Produce the listing below again, exactly as shown.
* * * * * * * * *
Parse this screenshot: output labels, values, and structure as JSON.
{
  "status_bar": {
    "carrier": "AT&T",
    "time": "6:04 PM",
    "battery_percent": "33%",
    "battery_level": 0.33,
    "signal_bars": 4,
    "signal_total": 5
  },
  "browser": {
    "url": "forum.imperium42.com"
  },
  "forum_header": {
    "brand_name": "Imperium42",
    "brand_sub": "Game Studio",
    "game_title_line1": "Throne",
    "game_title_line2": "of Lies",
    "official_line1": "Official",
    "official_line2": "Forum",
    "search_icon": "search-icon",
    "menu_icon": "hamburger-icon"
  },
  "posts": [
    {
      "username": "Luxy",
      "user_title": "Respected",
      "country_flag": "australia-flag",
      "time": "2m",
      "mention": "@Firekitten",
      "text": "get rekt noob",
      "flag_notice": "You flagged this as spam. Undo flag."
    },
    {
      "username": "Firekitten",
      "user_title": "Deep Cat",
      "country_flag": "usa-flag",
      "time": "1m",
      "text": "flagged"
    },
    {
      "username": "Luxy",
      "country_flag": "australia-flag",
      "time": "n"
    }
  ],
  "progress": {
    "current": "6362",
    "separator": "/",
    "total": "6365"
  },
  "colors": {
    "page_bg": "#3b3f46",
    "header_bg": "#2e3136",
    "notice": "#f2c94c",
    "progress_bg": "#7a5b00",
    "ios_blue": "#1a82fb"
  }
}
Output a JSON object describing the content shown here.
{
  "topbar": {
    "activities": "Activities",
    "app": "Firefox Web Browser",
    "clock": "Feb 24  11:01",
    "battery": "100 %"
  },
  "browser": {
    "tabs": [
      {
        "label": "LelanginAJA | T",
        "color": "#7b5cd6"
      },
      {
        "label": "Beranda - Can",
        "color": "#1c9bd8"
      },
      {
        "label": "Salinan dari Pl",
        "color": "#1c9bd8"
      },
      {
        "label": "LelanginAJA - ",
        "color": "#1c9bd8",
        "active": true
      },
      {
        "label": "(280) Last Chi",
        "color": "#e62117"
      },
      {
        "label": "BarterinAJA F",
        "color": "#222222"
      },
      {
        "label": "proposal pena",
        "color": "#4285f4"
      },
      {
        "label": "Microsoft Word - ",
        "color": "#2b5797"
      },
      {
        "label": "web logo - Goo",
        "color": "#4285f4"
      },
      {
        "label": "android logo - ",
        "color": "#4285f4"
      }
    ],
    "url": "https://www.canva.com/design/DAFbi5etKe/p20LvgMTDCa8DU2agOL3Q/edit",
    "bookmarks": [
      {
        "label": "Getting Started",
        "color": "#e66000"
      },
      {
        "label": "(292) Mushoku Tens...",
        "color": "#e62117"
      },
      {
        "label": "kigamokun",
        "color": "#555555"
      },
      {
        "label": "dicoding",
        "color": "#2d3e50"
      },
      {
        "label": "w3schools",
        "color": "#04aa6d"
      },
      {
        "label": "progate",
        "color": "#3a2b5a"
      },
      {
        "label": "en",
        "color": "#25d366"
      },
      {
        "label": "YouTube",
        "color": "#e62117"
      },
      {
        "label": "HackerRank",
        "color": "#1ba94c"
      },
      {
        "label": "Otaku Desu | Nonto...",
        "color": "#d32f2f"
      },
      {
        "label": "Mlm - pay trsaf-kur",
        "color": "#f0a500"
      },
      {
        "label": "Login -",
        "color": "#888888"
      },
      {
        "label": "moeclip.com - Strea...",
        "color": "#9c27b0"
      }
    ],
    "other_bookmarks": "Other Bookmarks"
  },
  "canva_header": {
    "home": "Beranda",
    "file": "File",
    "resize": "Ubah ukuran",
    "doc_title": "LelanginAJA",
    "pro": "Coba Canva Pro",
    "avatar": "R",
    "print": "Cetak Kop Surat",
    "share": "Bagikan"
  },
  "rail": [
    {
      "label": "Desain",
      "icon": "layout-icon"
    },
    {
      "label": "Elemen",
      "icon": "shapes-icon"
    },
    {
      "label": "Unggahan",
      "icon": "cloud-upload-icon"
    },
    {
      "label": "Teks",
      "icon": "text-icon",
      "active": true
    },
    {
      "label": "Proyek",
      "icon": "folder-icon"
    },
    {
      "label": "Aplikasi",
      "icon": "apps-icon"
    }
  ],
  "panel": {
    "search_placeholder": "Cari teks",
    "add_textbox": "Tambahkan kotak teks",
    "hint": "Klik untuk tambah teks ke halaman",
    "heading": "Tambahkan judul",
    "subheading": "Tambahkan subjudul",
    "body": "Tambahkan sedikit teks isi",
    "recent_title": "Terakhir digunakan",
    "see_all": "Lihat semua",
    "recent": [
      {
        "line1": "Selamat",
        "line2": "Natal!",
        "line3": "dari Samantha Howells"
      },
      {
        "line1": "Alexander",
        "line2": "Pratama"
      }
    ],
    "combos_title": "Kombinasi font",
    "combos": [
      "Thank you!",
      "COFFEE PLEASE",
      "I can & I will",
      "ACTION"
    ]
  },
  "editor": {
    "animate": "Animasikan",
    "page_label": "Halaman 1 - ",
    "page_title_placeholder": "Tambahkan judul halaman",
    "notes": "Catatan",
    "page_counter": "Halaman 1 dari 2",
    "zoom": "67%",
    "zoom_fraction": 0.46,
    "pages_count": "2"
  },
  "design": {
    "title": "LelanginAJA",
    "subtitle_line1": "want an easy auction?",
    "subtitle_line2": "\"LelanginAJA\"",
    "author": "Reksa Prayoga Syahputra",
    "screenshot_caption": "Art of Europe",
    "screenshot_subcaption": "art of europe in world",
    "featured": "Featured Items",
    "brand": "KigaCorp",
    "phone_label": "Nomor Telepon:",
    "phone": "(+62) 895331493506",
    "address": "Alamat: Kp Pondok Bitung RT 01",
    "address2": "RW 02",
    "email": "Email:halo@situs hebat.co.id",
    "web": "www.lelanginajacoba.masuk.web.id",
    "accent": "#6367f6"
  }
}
* * * * * * * * *
**Answer to the task**
Parse this screenshot: output labels, values, and structure as JSON.
{
  "status_bar": {
    "carrier": "AT&T",
    "time": "6:04 PM",
    "battery_percent": "33%",
    "battery_level": 0.33,
    "signal_bars": 4,
    "signal_total": 5
  },
  "browser": {
    "url": "forum.imperium42.com"
  },
  "forum_header": {
    "brand_name": "Imperium42",
    "brand_sub": "Game Studio",
    "game_title_line1": "Throne",
    "game_title_line2": "of Lies",
    "official_line1": "Official",
    "official_line2": "Forum",
    "search_icon": "search-icon",
    "menu_icon": "hamburger-icon"
  },
  "posts": [
    {
      "username": "Luxy",
      "user_title": "Respected",
      "country_flag": "australia-flag",
      "time": "2m",
      "mention": "@Firekitten",
      "text": "get rekt noob",
      "flag_notice": "You flagged this as spam. Undo flag."
    },
    {
      "username": "Firekitten",
      "user_title": "Deep Cat",
      "country_flag": "usa-flag",
      "time": "1m",
      "text": "flagged"
    },
    {
      "username": "Luxy",
      "country_flag": "australia-flag",
      "time": "n"
    }
  ],
  "progress": {
    "current": "6362",
    "separator": "/",
    "total": "6365"
  },
  "colors": {
    "page_bg": "#3b3f46",
    "header_bg": "#2e3136",
    "notice": "#f2c94c",
    "progress_bg": "#7a5b00",
    "ios_blue": "#1a82fb"
  }
}
Output a JSON object describing the content shown here.
{
  "topbar": {
    "activities": "Activities",
    "app": "Firefox Web Browser",
    "clock": "Feb 24  11:01",
    "battery": "100 %"
  },
  "browser": {
    "tabs": [
      {
        "label": "LelanginAJA | T",
        "color": "#7b5cd6"
      },
      {
        "label": "Beranda - Can",
        "color": "#1c9bd8"
      },
      {
        "label": "Salinan dari Pl",
        "color": "#1c9bd8"
      },
      {
        "label": "LelanginAJA - ",
        "color": "#1c9bd8",
        "active": true
      },
      {
        "label": "(280) Last Chi",
        "color": "#e62117"
      },
      {
        "label": "BarterinAJA F",
        "color": "#222222"
      },
      {
        "label": "proposal pena",
        "color": "#4285f4"
      },
      {
        "label": "Microsoft Word - ",
        "color": "#2b5797"
      },
      {
        "label": "web logo - Goo",
        "color": "#4285f4"
      },
      {
        "label": "android logo - ",
        "color": "#4285f4"
      }
    ],
    "url": "https://www.canva.com/design/DAFbi5etKe/p20LvgMTDCa8DU2agOL3Q/edit",
    "bookmarks": [
      {
        "label": "Getting Started",
        "color": "#e66000"
      },
      {
        "label": "(292) Mushoku Tens...",
        "color": "#e62117"
      },
      {
        "label": "kigamokun",
        "color": "#555555"
      },
      {
        "label": "dicoding",
        "color": "#2d3e50"
      },
      {
        "label": "w3schools",
        "color": "#04aa6d"
      },
      {
        "label": "progate",
        "color": "#3a2b5a"
      },
      {
        "label": "en",
        "color": "#25d366"
      },
      {
        "label": "YouTube",
        "color": "#e62117"
      },
      {
        "label": "HackerRank",
        "color": "#1ba94c"
      },
      {
        "label": "Otaku Desu | Nonto...",
        "color": "#d32f2f"
      },
      {
        "label": "Mlm - pay trsaf-kur",
        "color": "#f0a500"
      },
      {
        "label": "Login -",
        "color": "#888888"
      },
      {
        "label": "moeclip.com - Strea...",
        "color": "#9c27b0"
      }
    ],
    "other_bookmarks": "Other Bookmarks"
  },
  "canva_header": {
    "home": "Beranda",
    "file": "File",
    "resize": "Ubah ukuran",
    "doc_title": "LelanginAJA",
    "pro": "Coba Canva Pro",
    "avatar": "R",
    "print": "Cetak Kop Surat",
    "share": "Bagikan"
  },
  "rail": [
    {
      "label": "Desain",
      "icon": "layout-icon"
    },
    {
      "label": "Elemen",
      "icon": "shapes-icon"
    },
    {
      "label": "Unggahan",
      "icon": "cloud-upload-icon"
    },
    {
      "label": "Teks",
      "icon": "text-icon",
      "active": true
    },
    {
      "label": "Proyek",
      "icon": "folder-icon"
    },
    {
      "label": "Aplikasi",
      "icon": "apps-icon"
    }
  ],
  "panel": {
    "search_placeholder": "Cari teks",
    "add_textbox": "Tambahkan kotak teks",
    "hint": "Klik untuk tambah teks ke halaman",
    "heading": "Tambahkan judul",
    "subheading": "Tambahkan subjudul",
    "body": "Tambahkan sedikit teks isi",
    "recent_title": "Terakhir digunakan",
    "see_all": "Lihat semua",
    "recent": [
      {
        "line1": "Selamat",
        "line2": "Natal!",
        "line3": "dari Samantha Howells"
      },
      {
        "line1": "Alexander",
        "line2": "Pratama"
      }
    ],
    "combos_title": "Kombinasi font",
    "combos": [
      "Thank you!",
      "COFFEE PLEASE",
      "I can & I will",
      "ACTION"
    ]
  },
  "editor": {
    "animate": "Animasikan",
    "page_label": "Halaman 1 - ",
    "page_title_placeholder": "Tambahkan judul halaman",
    "notes": "Catatan",
    "page_counter": "Halaman 1 dari 2",
    "zoom": "67%",
    "zoom_fraction": 0.46,
    "pages_count": "2"
  },
  "design": {
    "title": "LelanginAJA",
    "subtitle_line1": "want an easy auction?",
    "subtitle_line2": "\"LelanginAJA\"",
    "author": "Reksa Prayoga Syahputra",
    "screenshot_caption": "Art of Europe",
    "screenshot_subcaption": "art of europe in world",
    "featured": "Featured Items",
    "brand": "KigaCorp",
    "phone_label": "Nomor Telepon:",
    "phone": "(+62) 895331493506",
    "address": "Alamat: Kp Pondok Bitung RT 01",
    "address2": "RW 02",
    "email": "Email:halo@situs hebat.co.id",
    "web": "www.lelanginajacoba.masuk.web.id",
    "accent": "#6367f6"
  }
}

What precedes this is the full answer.